● Aim
Without the pictures, repeat the listing character for character.

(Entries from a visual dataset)
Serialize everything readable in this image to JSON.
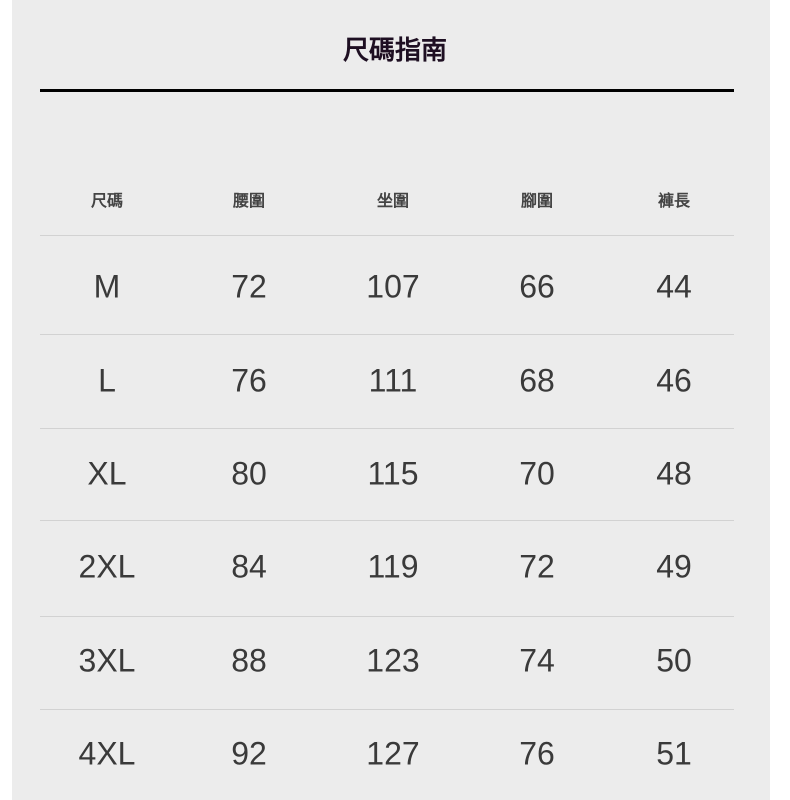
{
  "title": "尺碼指南",
  "headers": [
    "尺碼",
    "腰圍",
    "坐圍",
    "腳圍",
    "褲長"
  ],
  "rows": [
    [
      "M",
      "72",
      "107",
      "66",
      "44"
    ],
    [
      "L",
      "76",
      "111",
      "68",
      "46"
    ],
    [
      "XL",
      "80",
      "115",
      "70",
      "48"
    ],
    [
      "2XL",
      "84",
      "119",
      "72",
      "49"
    ],
    [
      "3XL",
      "88",
      "123",
      "74",
      "50"
    ],
    [
      "4XL",
      "92",
      "127",
      "76",
      "51"
    ]
  ]
}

● Expected output
Serialize everything readable in this image to JSON.
{
  "title": "尺碼指南",
  "headers": [
    "尺碼",
    "腰圍",
    "坐圍",
    "腳圍",
    "褲長"
  ],
  "rows": [
    [
      "M",
      "72",
      "107",
      "66",
      "44"
    ],
    [
      "L",
      "76",
      "111",
      "68",
      "46"
    ],
    [
      "XL",
      "80",
      "115",
      "70",
      "48"
    ],
    [
      "2XL",
      "84",
      "119",
      "72",
      "49"
    ],
    [
      "3XL",
      "88",
      "123",
      "74",
      "50"
    ],
    [
      "4XL",
      "92",
      "127",
      "76",
      "51"
    ]
  ]
}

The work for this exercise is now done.